-- MATERIAL FOR THIS EXERCISE --

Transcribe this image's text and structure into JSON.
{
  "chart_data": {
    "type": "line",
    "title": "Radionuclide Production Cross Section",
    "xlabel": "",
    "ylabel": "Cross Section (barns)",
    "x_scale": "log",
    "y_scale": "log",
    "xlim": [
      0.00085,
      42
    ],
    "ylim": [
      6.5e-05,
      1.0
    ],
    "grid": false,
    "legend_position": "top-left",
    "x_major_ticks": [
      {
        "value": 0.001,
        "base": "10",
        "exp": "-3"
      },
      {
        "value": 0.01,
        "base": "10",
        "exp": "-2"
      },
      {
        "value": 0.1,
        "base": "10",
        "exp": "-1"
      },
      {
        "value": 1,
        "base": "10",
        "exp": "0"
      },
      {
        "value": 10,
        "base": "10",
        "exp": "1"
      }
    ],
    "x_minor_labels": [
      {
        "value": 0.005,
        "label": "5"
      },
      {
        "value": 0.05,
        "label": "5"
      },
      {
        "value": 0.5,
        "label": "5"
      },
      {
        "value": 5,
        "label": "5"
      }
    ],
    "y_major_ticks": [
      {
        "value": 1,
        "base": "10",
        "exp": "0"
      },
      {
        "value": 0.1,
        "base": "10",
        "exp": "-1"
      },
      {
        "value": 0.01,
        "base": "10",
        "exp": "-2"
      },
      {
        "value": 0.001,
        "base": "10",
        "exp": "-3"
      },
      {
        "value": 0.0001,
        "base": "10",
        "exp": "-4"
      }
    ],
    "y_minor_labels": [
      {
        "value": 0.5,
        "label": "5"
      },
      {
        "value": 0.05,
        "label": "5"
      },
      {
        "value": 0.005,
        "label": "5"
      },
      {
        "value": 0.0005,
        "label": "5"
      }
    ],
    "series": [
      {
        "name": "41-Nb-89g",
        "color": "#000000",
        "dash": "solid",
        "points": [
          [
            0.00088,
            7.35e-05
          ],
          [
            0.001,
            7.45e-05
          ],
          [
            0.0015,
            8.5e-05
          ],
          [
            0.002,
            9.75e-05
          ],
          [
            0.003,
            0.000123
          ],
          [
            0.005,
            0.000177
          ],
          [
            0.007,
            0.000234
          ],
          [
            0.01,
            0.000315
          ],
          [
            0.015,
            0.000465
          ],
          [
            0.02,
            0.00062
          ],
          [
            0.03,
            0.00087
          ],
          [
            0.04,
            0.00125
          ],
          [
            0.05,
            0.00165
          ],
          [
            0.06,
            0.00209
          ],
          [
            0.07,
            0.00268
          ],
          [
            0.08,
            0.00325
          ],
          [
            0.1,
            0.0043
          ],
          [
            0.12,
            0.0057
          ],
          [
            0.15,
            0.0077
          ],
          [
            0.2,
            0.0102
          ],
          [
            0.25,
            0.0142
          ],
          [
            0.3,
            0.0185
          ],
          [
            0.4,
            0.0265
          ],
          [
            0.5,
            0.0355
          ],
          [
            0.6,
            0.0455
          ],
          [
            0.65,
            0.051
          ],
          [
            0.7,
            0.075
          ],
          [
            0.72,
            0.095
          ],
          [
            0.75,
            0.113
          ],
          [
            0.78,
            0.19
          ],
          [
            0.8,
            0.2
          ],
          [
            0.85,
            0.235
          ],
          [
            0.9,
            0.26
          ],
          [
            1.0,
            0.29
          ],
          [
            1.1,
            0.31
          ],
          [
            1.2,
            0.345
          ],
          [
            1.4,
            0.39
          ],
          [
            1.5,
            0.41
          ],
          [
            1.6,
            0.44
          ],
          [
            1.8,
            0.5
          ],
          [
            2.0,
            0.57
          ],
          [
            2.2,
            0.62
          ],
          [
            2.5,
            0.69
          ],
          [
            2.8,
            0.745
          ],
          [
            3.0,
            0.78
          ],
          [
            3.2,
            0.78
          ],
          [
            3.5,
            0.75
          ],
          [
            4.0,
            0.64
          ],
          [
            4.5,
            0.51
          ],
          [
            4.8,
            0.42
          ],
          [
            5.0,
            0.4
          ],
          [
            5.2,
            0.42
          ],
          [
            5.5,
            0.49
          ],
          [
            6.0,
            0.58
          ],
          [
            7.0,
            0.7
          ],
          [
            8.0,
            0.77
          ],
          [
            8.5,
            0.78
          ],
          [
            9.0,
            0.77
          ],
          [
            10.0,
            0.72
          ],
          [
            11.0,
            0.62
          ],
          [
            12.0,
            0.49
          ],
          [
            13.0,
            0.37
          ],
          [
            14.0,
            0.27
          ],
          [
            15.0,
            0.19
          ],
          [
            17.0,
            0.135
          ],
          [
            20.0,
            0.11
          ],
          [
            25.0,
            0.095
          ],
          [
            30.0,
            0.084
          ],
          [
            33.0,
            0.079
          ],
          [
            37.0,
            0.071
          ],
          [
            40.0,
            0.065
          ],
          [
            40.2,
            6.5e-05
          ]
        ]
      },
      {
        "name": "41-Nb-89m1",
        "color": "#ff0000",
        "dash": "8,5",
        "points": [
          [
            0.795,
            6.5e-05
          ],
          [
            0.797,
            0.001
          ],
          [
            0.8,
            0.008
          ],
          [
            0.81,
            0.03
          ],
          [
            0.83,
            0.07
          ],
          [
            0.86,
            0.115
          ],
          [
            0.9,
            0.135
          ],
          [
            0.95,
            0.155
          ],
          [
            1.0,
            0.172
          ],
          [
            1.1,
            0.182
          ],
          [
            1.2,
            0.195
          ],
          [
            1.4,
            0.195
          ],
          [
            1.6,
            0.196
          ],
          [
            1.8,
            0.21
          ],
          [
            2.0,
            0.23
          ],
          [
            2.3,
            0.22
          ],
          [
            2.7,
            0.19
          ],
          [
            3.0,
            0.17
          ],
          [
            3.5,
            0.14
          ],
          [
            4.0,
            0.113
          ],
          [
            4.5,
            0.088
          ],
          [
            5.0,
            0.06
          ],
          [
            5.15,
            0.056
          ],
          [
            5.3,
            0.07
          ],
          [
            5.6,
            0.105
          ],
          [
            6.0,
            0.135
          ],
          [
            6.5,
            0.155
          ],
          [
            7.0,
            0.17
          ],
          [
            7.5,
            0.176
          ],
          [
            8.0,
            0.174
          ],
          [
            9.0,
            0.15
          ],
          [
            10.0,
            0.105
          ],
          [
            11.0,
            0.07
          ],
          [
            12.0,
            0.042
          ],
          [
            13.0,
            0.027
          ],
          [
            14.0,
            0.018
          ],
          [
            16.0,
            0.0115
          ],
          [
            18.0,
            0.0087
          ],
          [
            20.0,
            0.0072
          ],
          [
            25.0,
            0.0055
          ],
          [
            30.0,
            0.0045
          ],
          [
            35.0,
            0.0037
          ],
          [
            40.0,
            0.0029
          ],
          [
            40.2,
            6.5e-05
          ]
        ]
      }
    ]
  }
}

-- TASK TO COMPLETE --
Make an exact copy of every line in the data.

-- SOLUTION TO THIS TASK --
Transcribe this image's text and structure into JSON.
{
  "chart_data": {
    "type": "line",
    "title": "Radionuclide Production Cross Section",
    "xlabel": "",
    "ylabel": "Cross Section (barns)",
    "x_scale": "log",
    "y_scale": "log",
    "xlim": [
      0.00085,
      42
    ],
    "ylim": [
      6.5e-05,
      1.0
    ],
    "grid": false,
    "legend_position": "top-left",
    "x_major_ticks": [
      {
        "value": 0.001,
        "base": "10",
        "exp": "-3"
      },
      {
        "value": 0.01,
        "base": "10",
        "exp": "-2"
      },
      {
        "value": 0.1,
        "base": "10",
        "exp": "-1"
      },
      {
        "value": 1,
        "base": "10",
        "exp": "0"
      },
      {
        "value": 10,
        "base": "10",
        "exp": "1"
      }
    ],
    "x_minor_labels": [
      {
        "value": 0.005,
        "label": "5"
      },
      {
        "value": 0.05,
        "label": "5"
      },
      {
        "value": 0.5,
        "label": "5"
      },
      {
        "value": 5,
        "label": "5"
      }
    ],
    "y_major_ticks": [
      {
        "value": 1,
        "base": "10",
        "exp": "0"
      },
      {
        "value": 0.1,
        "base": "10",
        "exp": "-1"
      },
      {
        "value": 0.01,
        "base": "10",
        "exp": "-2"
      },
      {
        "value": 0.001,
        "base": "10",
        "exp": "-3"
      },
      {
        "value": 0.0001,
        "base": "10",
        "exp": "-4"
      }
    ],
    "y_minor_labels": [
      {
        "value": 0.5,
        "label": "5"
      },
      {
        "value": 0.05,
        "label": "5"
      },
      {
        "value": 0.005,
        "label": "5"
      },
      {
        "value": 0.0005,
        "label": "5"
      }
    ],
    "series": [
      {
        "name": "41-Nb-89g",
        "color": "#000000",
        "dash": "solid",
        "points": [
          [
            0.00088,
            7.35e-05
          ],
          [
            0.001,
            7.45e-05
          ],
          [
            0.0015,
            8.5e-05
          ],
          [
            0.002,
            9.75e-05
          ],
          [
            0.003,
            0.000123
          ],
          [
            0.005,
            0.000177
          ],
          [
            0.007,
            0.000234
          ],
          [
            0.01,
            0.000315
          ],
          [
            0.015,
            0.000465
          ],
          [
            0.02,
            0.00062
          ],
          [
            0.03,
            0.00087
          ],
          [
            0.04,
            0.00125
          ],
          [
            0.05,
            0.00165
          ],
          [
            0.06,
            0.00209
          ],
          [
            0.07,
            0.00268
          ],
          [
            0.08,
            0.00325
          ],
          [
            0.1,
            0.0043
          ],
          [
            0.12,
            0.0057
          ],
          [
            0.15,
            0.0077
          ],
          [
            0.2,
            0.0102
          ],
          [
            0.25,
            0.0142
          ],
          [
            0.3,
            0.0185
          ],
          [
            0.4,
            0.0265
          ],
          [
            0.5,
            0.0355
          ],
          [
            0.6,
            0.0455
          ],
          [
            0.65,
            0.051
          ],
          [
            0.7,
            0.075
          ],
          [
            0.72,
            0.095
          ],
          [
            0.75,
            0.113
          ],
          [
            0.78,
            0.19
          ],
          [
            0.8,
            0.2
          ],
          [
            0.85,
            0.235
          ],
          [
            0.9,
            0.26
          ],
          [
            1.0,
            0.29
          ],
          [
            1.1,
            0.31
          ],
          [
            1.2,
            0.345
          ],
          [
            1.4,
            0.39
          ],
          [
            1.5,
            0.41
          ],
          [
            1.6,
            0.44
          ],
          [
            1.8,
            0.5
          ],
          [
            2.0,
            0.57
          ],
          [
            2.2,
            0.62
          ],
          [
            2.5,
            0.69
          ],
          [
            2.8,
            0.745
          ],
          [
            3.0,
            0.78
          ],
          [
            3.2,
            0.78
          ],
          [
            3.5,
            0.75
          ],
          [
            4.0,
            0.64
          ],
          [
            4.5,
            0.51
          ],
          [
            4.8,
            0.42
          ],
          [
            5.0,
            0.4
          ],
          [
            5.2,
            0.42
          ],
          [
            5.5,
            0.49
          ],
          [
            6.0,
            0.58
          ],
          [
            7.0,
            0.7
          ],
          [
            8.0,
            0.77
          ],
          [
            8.5,
            0.78
          ],
          [
            9.0,
            0.77
          ],
          [
            10.0,
            0.72
          ],
          [
            11.0,
            0.62
          ],
          [
            12.0,
            0.49
          ],
          [
            13.0,
            0.37
          ],
          [
            14.0,
            0.27
          ],
          [
            15.0,
            0.19
          ],
          [
            17.0,
            0.135
          ],
          [
            20.0,
            0.11
          ],
          [
            25.0,
            0.095
          ],
          [
            30.0,
            0.084
          ],
          [
            33.0,
            0.079
          ],
          [
            37.0,
            0.071
          ],
          [
            40.0,
            0.065
          ],
          [
            40.2,
            6.5e-05
          ]
        ]
      },
      {
        "name": "41-Nb-89m1",
        "color": "#ff0000",
        "dash": "8,5",
        "points": [
          [
            0.795,
            6.5e-05
          ],
          [
            0.797,
            0.001
          ],
          [
            0.8,
            0.008
          ],
          [
            0.81,
            0.03
          ],
          [
            0.83,
            0.07
          ],
          [
            0.86,
            0.115
          ],
          [
            0.9,
            0.135
          ],
          [
            0.95,
            0.155
          ],
          [
            1.0,
            0.172
          ],
          [
            1.1,
            0.182
          ],
          [
            1.2,
            0.195
          ],
          [
            1.4,
            0.195
          ],
          [
            1.6,
            0.196
          ],
          [
            1.8,
            0.21
          ],
          [
            2.0,
            0.23
          ],
          [
            2.3,
            0.22
          ],
          [
            2.7,
            0.19
          ],
          [
            3.0,
            0.17
          ],
          [
            3.5,
            0.14
          ],
          [
            4.0,
            0.113
          ],
          [
            4.5,
            0.088
          ],
          [
            5.0,
            0.06
          ],
          [
            5.15,
            0.056
          ],
          [
            5.3,
            0.07
          ],
          [
            5.6,
            0.105
          ],
          [
            6.0,
            0.135
          ],
          [
            6.5,
            0.155
          ],
          [
            7.0,
            0.17
          ],
          [
            7.5,
            0.176
          ],
          [
            8.0,
            0.174
          ],
          [
            9.0,
            0.15
          ],
          [
            10.0,
            0.105
          ],
          [
            11.0,
            0.07
          ],
          [
            12.0,
            0.042
          ],
          [
            13.0,
            0.027
          ],
          [
            14.0,
            0.018
          ],
          [
            16.0,
            0.0115
          ],
          [
            18.0,
            0.0087
          ],
          [
            20.0,
            0.0072
          ],
          [
            25.0,
            0.0055
          ],
          [
            30.0,
            0.0045
          ],
          [
            35.0,
            0.0037
          ],
          [
            40.0,
            0.0029
          ],
          [
            40.2,
            6.5e-05
          ]
        ]
      }
    ]
  }
}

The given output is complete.